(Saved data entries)
-----
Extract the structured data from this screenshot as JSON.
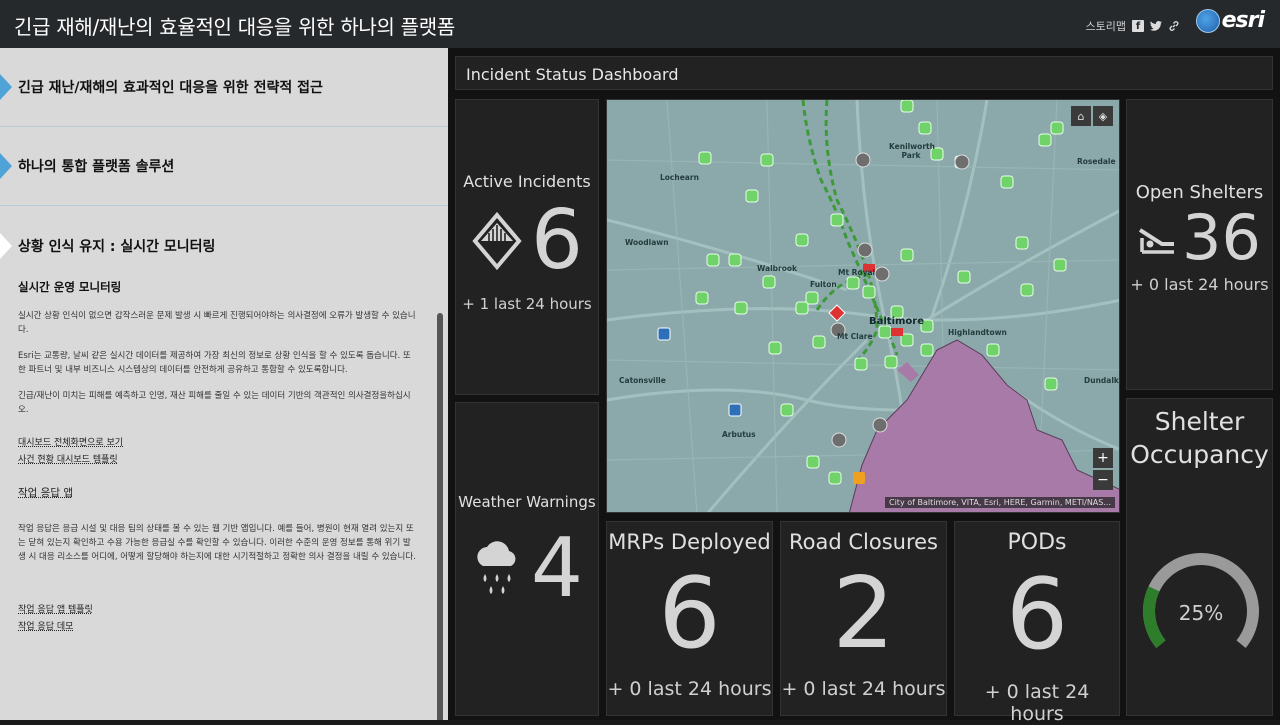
{
  "header": {
    "title": "긴급 재해/재난의 효율적인 대응을 위한 하나의 플랫폼",
    "story_map_label": "스토리맵",
    "brand": "esri"
  },
  "sidebar": {
    "sections": [
      {
        "label": "긴급 재난/재해의 효과적인 대응을 위한 전략적 접근",
        "active": false
      },
      {
        "label": "하나의 통합 플랫폼 솔루션",
        "active": false
      },
      {
        "label": "상황 인식 유지 : 실시간 모니터링",
        "active": true
      }
    ],
    "content": {
      "heading": "실시간 운영 모니터링",
      "paragraphs": [
        "실시간 상황 인식이 없으면 갑작스러운 문제 발생 시 빠르게 진행되어야하는 의사결정에 오류가 발생할 수 있습니다.",
        "Esri는 교통량, 날씨 같은 실시간 데이터를 제공하여 가장 최신의 정보로 상황 인식을 할 수 있도록 돕습니다. 또한 파트너 및 내부 비즈니스 시스템상의 데이터를 안전하게 공유하고 통합할 수 있도록합니다.",
        "긴급/재난이 미치는 피해를 예측하고 인명, 재산 피해를 줄일 수 있는 데이터 기반의 객관적인 의사결정을하십시오."
      ],
      "links": [
        "대시보드 전체화면으로 보기",
        "사건 현황 대시보드 템플릿"
      ],
      "subheading": "작업 응답 앱",
      "app_paragraph": "작업 응답은 응급 시설 및 대응 팀의 상태를 볼 수 있는 웹 기반 앱입니다. 예를 들어, 병원이 현재 열려 있는지 또는 닫혀 있는지 확인하고 수용 가능한 응급실 수를 확인할 수 있습니다. 이러한 수준의 운영 정보를 통해 위기 발생 시 대응 리소스를 어디에, 어떻게 할당해야 하는지에 대한 시기적절하고 정확한 의사 결정을 내릴 수 있습니다.",
      "app_links": [
        "작업 응답 앱 템플릿",
        "작업 응답 데모"
      ]
    }
  },
  "dashboard": {
    "title": "Incident Status Dashboard",
    "active_incidents": {
      "title": "Active Incidents",
      "value": "6",
      "sub": "+ 1 last 24 hours"
    },
    "weather_warnings": {
      "title": "Weather Warnings",
      "value": "4"
    },
    "open_shelters": {
      "title": "Open Shelters",
      "value": "36",
      "sub": "+ 0 last 24 hours"
    },
    "shelter_occupancy": {
      "title_line1": "Shelter",
      "title_line2": "Occupancy",
      "value_label": "25%",
      "value": 0.25
    },
    "mrps_deployed": {
      "title": "MRPs Deployed",
      "value": "6",
      "sub": "+ 0 last 24 hours"
    },
    "road_closures": {
      "title": "Road Closures",
      "value": "2",
      "sub": "+ 0 last 24 hours"
    },
    "pods": {
      "title": "PODs",
      "value": "6",
      "sub": "+ 0 last 24 hours"
    },
    "map": {
      "attribution": "City of Baltimore, VITA, Esri, HERE, Garmin, METI/NAS...",
      "city": "Baltimore",
      "labels": [
        "Lochearn",
        "Woodlawn",
        "Catonsville",
        "Arbutus",
        "Kenilworth Park",
        "Rosedale",
        "Highlandtown",
        "Dundalk",
        "Walbrook",
        "Mt Royal",
        "Fulton",
        "Mt Clare"
      ]
    }
  },
  "colors": {
    "accent": "#4fa3d6",
    "gauge_fill": "#2e7d2a",
    "gauge_track": "#9a9a9a",
    "shelter_icon": "#6fd36a",
    "flood_area": "#a87aa8"
  }
}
-----
=== Requirements ===
Copy out the records above in full, exactly as written, but not the pictures.

=== Response ===
Extract the structured data from this screenshot as JSON.
{
  "header": {
    "title": "긴급 재해/재난의 효율적인 대응을 위한 하나의 플랫폼",
    "story_map_label": "스토리맵",
    "brand": "esri"
  },
  "sidebar": {
    "sections": [
      {
        "label": "긴급 재난/재해의 효과적인 대응을 위한 전략적 접근",
        "active": false
      },
      {
        "label": "하나의 통합 플랫폼 솔루션",
        "active": false
      },
      {
        "label": "상황 인식 유지 : 실시간 모니터링",
        "active": true
      }
    ],
    "content": {
      "heading": "실시간 운영 모니터링",
      "paragraphs": [
        "실시간 상황 인식이 없으면 갑작스러운 문제 발생 시 빠르게 진행되어야하는 의사결정에 오류가 발생할 수 있습니다.",
        "Esri는 교통량, 날씨 같은 실시간 데이터를 제공하여 가장 최신의 정보로 상황 인식을 할 수 있도록 돕습니다. 또한 파트너 및 내부 비즈니스 시스템상의 데이터를 안전하게 공유하고 통합할 수 있도록합니다.",
        "긴급/재난이 미치는 피해를 예측하고 인명, 재산 피해를 줄일 수 있는 데이터 기반의 객관적인 의사결정을하십시오."
      ],
      "links": [
        "대시보드 전체화면으로 보기",
        "사건 현황 대시보드 템플릿"
      ],
      "subheading": "작업 응답 앱",
      "app_paragraph": "작업 응답은 응급 시설 및 대응 팀의 상태를 볼 수 있는 웹 기반 앱입니다. 예를 들어, 병원이 현재 열려 있는지 또는 닫혀 있는지 확인하고 수용 가능한 응급실 수를 확인할 수 있습니다. 이러한 수준의 운영 정보를 통해 위기 발생 시 대응 리소스를 어디에, 어떻게 할당해야 하는지에 대한 시기적절하고 정확한 의사 결정을 내릴 수 있습니다.",
      "app_links": [
        "작업 응답 앱 템플릿",
        "작업 응답 데모"
      ]
    }
  },
  "dashboard": {
    "title": "Incident Status Dashboard",
    "active_incidents": {
      "title": "Active Incidents",
      "value": "6",
      "sub": "+ 1 last 24 hours"
    },
    "weather_warnings": {
      "title": "Weather Warnings",
      "value": "4"
    },
    "open_shelters": {
      "title": "Open Shelters",
      "value": "36",
      "sub": "+ 0 last 24 hours"
    },
    "shelter_occupancy": {
      "title_line1": "Shelter",
      "title_line2": "Occupancy",
      "value_label": "25%",
      "value": 0.25
    },
    "mrps_deployed": {
      "title": "MRPs Deployed",
      "value": "6",
      "sub": "+ 0 last 24 hours"
    },
    "road_closures": {
      "title": "Road Closures",
      "value": "2",
      "sub": "+ 0 last 24 hours"
    },
    "pods": {
      "title": "PODs",
      "value": "6",
      "sub": "+ 0 last 24 hours"
    },
    "map": {
      "attribution": "City of Baltimore, VITA, Esri, HERE, Garmin, METI/NAS...",
      "city": "Baltimore",
      "labels": [
        "Lochearn",
        "Woodlawn",
        "Catonsville",
        "Arbutus",
        "Kenilworth Park",
        "Rosedale",
        "Highlandtown",
        "Dundalk",
        "Walbrook",
        "Mt Royal",
        "Fulton",
        "Mt Clare"
      ]
    }
  },
  "colors": {
    "accent": "#4fa3d6",
    "gauge_fill": "#2e7d2a",
    "gauge_track": "#9a9a9a",
    "shelter_icon": "#6fd36a",
    "flood_area": "#a87aa8"
  }
}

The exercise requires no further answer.